## Problem details
An exact copy of the records is required, minus the pictures they hold.
━━━ Data rows
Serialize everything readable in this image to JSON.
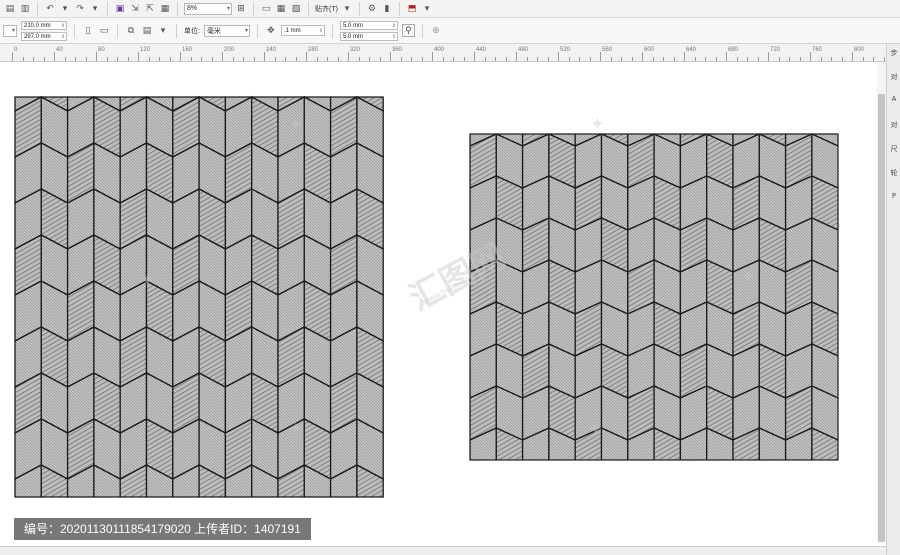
{
  "toolbar": {
    "zoom_value": "8%",
    "snap_label": "贴齐(T)",
    "page_width": "210.0 mm",
    "page_height": "297.0 mm",
    "units_label": "单位:",
    "units_value": "毫米",
    "nudge_value": ".1 mm",
    "dup_x": "5.0 mm",
    "dup_y": "5.0 mm"
  },
  "ruler": {
    "labels": [
      "0",
      "40",
      "80",
      "120",
      "160",
      "200",
      "240",
      "280",
      "320",
      "360",
      "400",
      "440",
      "480",
      "520",
      "560",
      "600",
      "640",
      "680",
      "720",
      "760",
      "800"
    ]
  },
  "docker": {
    "labels": [
      "步",
      "对",
      "A",
      "对",
      "尺",
      "轮",
      "ℙ"
    ]
  },
  "watermark": {
    "brand": "汇图网",
    "url": "www.huitu.com"
  },
  "info": {
    "text": "编号：20201130111854179020 上传者ID：1407191"
  }
}
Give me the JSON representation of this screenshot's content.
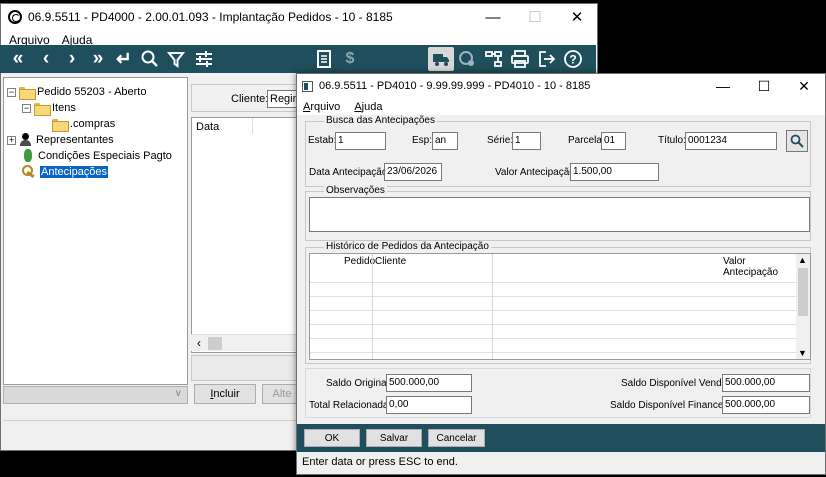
{
  "main_window": {
    "title": "06.9.5511 - PD4000 - 2.00.01.093 - Implantação Pedidos - 10 - 8185",
    "menu": [
      "Arquivo",
      "Ajuda"
    ],
    "tree": {
      "root": "Pedido 55203 - Aberto",
      "itens": "Itens",
      "compras": ".compras",
      "representantes": "Representantes",
      "condicoes": "Condições Especiais Pagto",
      "antecipacoes": "Antecipações"
    },
    "client_label": "Cliente:",
    "client_value": "Regin",
    "grid_col_date": "Data",
    "buttons": {
      "incluir": "Incluir",
      "alterar": "Alte"
    }
  },
  "dialog": {
    "title": "06.9.5511 - PD4010 - 9.99.99.999 - PD4010 - 10 - 8185",
    "menu": [
      "Arquivo",
      "Ajuda"
    ],
    "busca": {
      "legend": "Busca das Antecipações",
      "estab_label": "Estab:",
      "estab_value": "1",
      "esp_label": "Esp:",
      "esp_value": "an",
      "serie_label": "Série:",
      "serie_value": "1",
      "parcela_label": "Parcela:",
      "parcela_value": "01",
      "titulo_label": "Título:",
      "titulo_value": "0001234",
      "data_label": "Data Antecipação:",
      "data_value": "23/06/2026",
      "valor_label": "Valor Antecipação:",
      "valor_value": "1.500,00"
    },
    "observacoes_legend": "Observações",
    "historico": {
      "legend": "Histórico de Pedidos da Antecipação",
      "columns": [
        "Pedido",
        "Cliente",
        "Valor Antecipação"
      ]
    },
    "totals": {
      "saldo_original_label": "Saldo Original:",
      "saldo_original_value": "500.000,00",
      "total_relacionada_label": "Total Relacionada:",
      "total_relacionada_value": "0,00",
      "saldo_vendas_label": "Saldo Disponível Vendas:",
      "saldo_vendas_value": "500.000,00",
      "saldo_financeiro_label": "Saldo Disponível Financeiro:",
      "saldo_financeiro_value": "500.000,00"
    },
    "buttons": {
      "ok": "OK",
      "salvar": "Salvar",
      "cancelar": "Cancelar"
    },
    "status": "Enter data or press ESC to end."
  },
  "colors": {
    "toolbar": "#1f4e5d",
    "selection": "#0a64c8"
  }
}
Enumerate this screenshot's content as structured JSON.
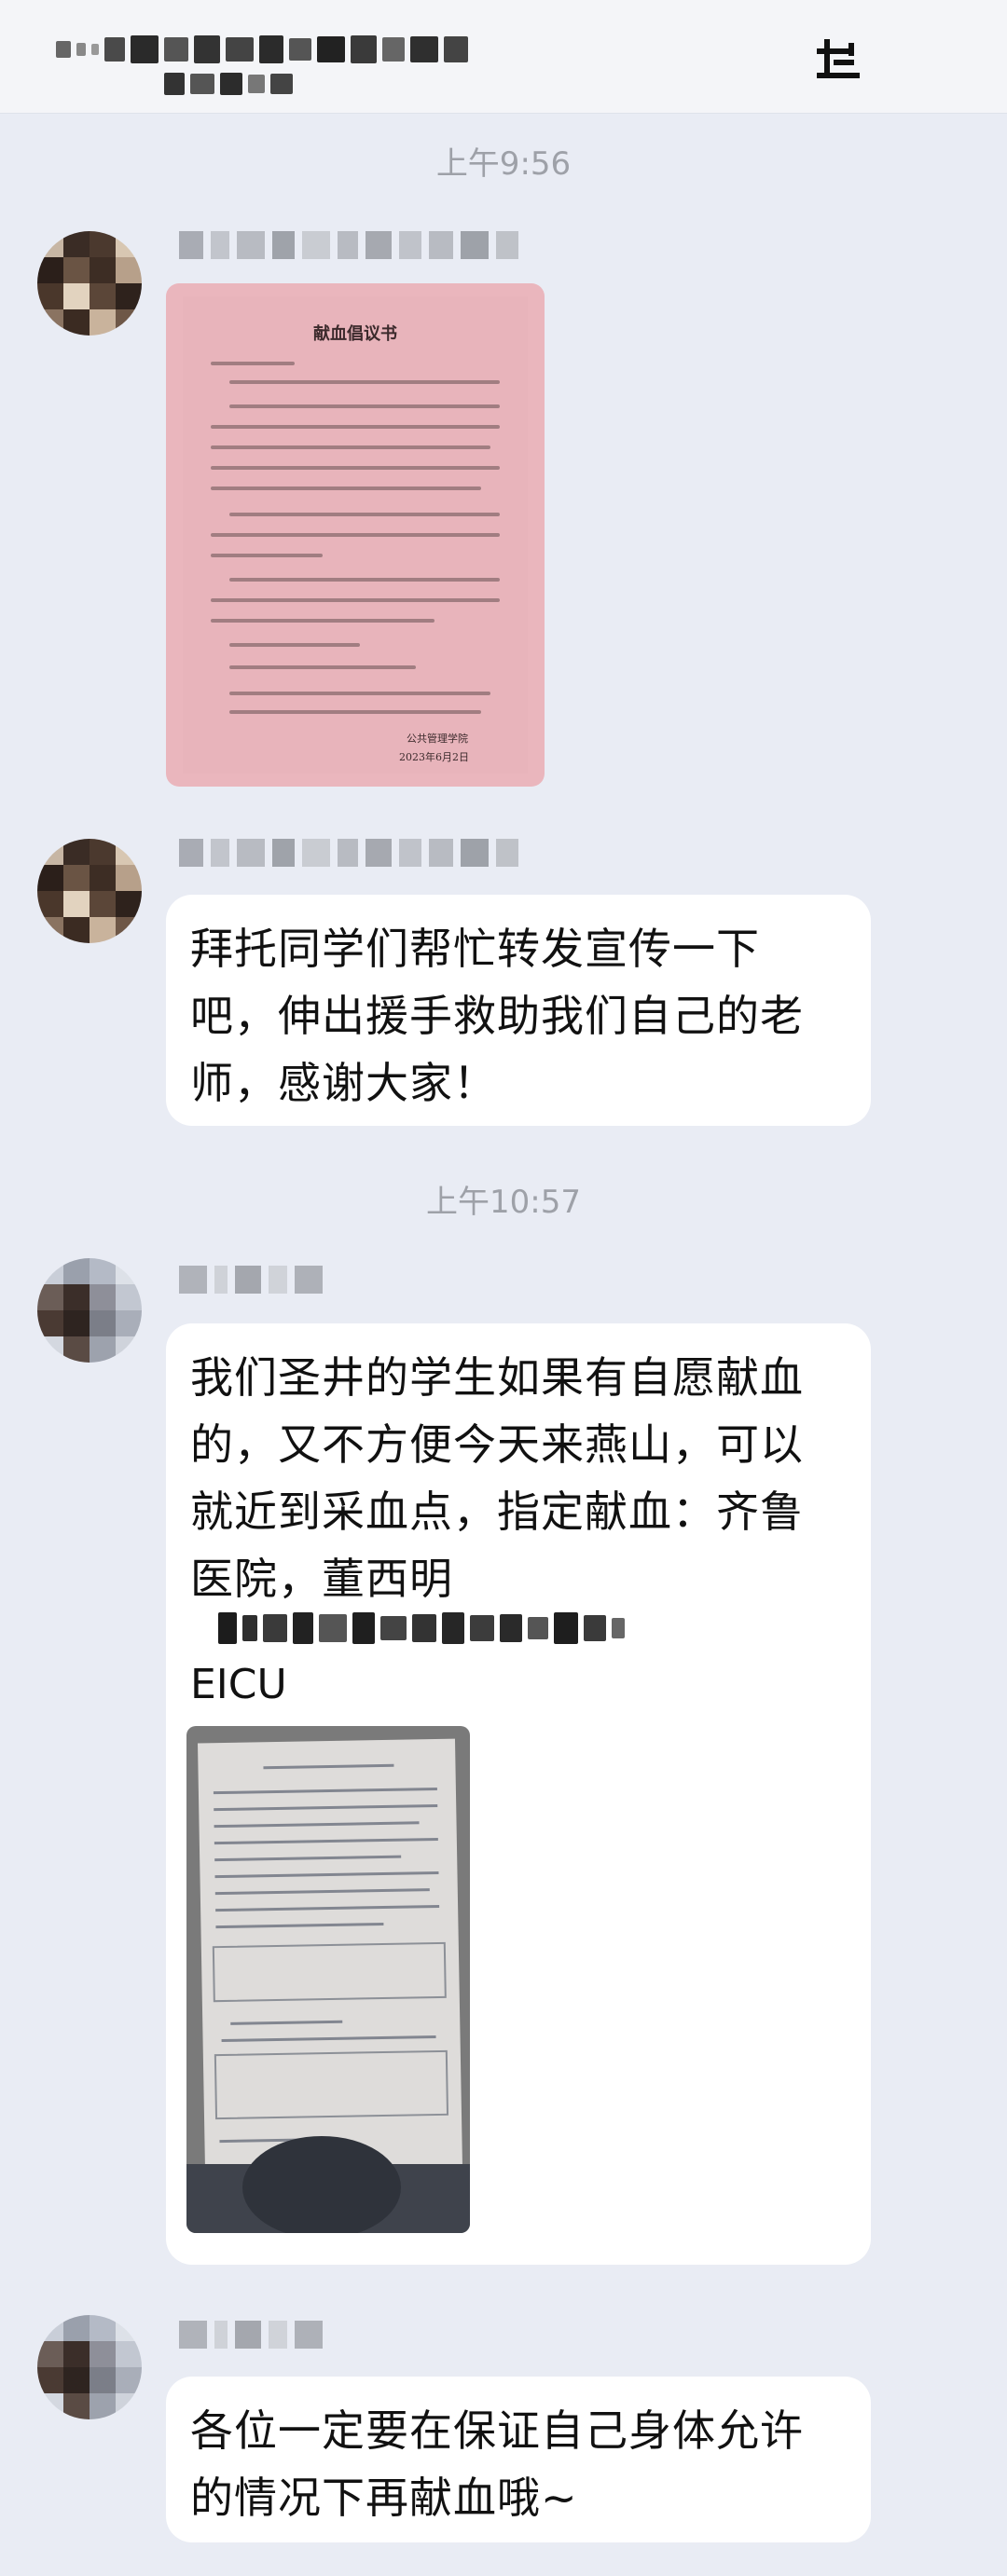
━━━━━━
## Written answer
Serialize everything readable in this image to JSON.
{
  "toolbar": {
    "zoom_value": "8%",
    "snap_label": "贴齐(T)",
    "page_width": "210.0 mm",
    "page_height": "297.0 mm",
    "units_label": "单位:",
    "units_value": "毫米",
    "nudge_value": ".1 mm",
    "dup_x": "5.0 mm",
    "dup_y": "5.0 mm"
  },
  "ruler": {
    "labels": [
      "0",
      "40",
      "80",
      "120",
      "160",
      "200",
      "240",
      "280",
      "320",
      "360",
      "400",
      "440",
      "480",
      "520",
      "560",
      "600",
      "640",
      "680",
      "720",
      "760",
      "800"
    ]
  },
  "docker": {
    "labels": [
      "步",
      "对",
      "A",
      "对",
      "尺",
      "轮",
      "ℙ"
    ]
  },
  "watermark": {
    "brand": "汇图网",
    "url": "www.huitu.com"
  },
  "info": {
    "text": "编号：20201130111854179020 上传者ID：1407191"
  }
}
Give me the JSON representation of this screenshot's content.
{
  "main_window": {
    "title": "06.9.5511 - PD4000 - 2.00.01.093 - Implantação Pedidos - 10 - 8185",
    "menu": [
      "Arquivo",
      "Ajuda"
    ],
    "tree": {
      "root": "Pedido 55203 - Aberto",
      "itens": "Itens",
      "compras": ".compras",
      "representantes": "Representantes",
      "condicoes": "Condições Especiais Pagto",
      "antecipacoes": "Antecipações"
    },
    "client_label": "Cliente:",
    "client_value": "Regin",
    "grid_col_date": "Data",
    "buttons": {
      "incluir": "Incluir",
      "alterar": "Alte"
    }
  },
  "dialog": {
    "title": "06.9.5511 - PD4010 - 9.99.99.999 - PD4010 - 10 - 8185",
    "menu": [
      "Arquivo",
      "Ajuda"
    ],
    "busca": {
      "legend": "Busca das Antecipações",
      "estab_label": "Estab:",
      "estab_value": "1",
      "esp_label": "Esp:",
      "esp_value": "an",
      "serie_label": "Série:",
      "serie_value": "1",
      "parcela_label": "Parcela:",
      "parcela_value": "01",
      "titulo_label": "Título:",
      "titulo_value": "0001234",
      "data_label": "Data Antecipação:",
      "data_value": "23/06/2026",
      "valor_label": "Valor Antecipação:",
      "valor_value": "1.500,00"
    },
    "observacoes_legend": "Observações",
    "historico": {
      "legend": "Histórico de Pedidos da Antecipação",
      "columns": [
        "Pedido",
        "Cliente",
        "Valor Antecipação"
      ]
    },
    "totals": {
      "saldo_original_label": "Saldo Original:",
      "saldo_original_value": "500.000,00",
      "total_relacionada_label": "Total Relacionada:",
      "total_relacionada_value": "0,00",
      "saldo_vendas_label": "Saldo Disponível Vendas:",
      "saldo_vendas_value": "500.000,00",
      "saldo_financeiro_label": "Saldo Disponível Financeiro:",
      "saldo_financeiro_value": "500.000,00"
    },
    "buttons": {
      "ok": "OK",
      "salvar": "Salvar",
      "cancelar": "Cancelar"
    },
    "status": "Enter data or press ESC to end."
  },
  "colors": {
    "toolbar": "#1f4e5d",
    "selection": "#0a64c8"
  }
}
Enumerate this screenshot's content as structured JSON.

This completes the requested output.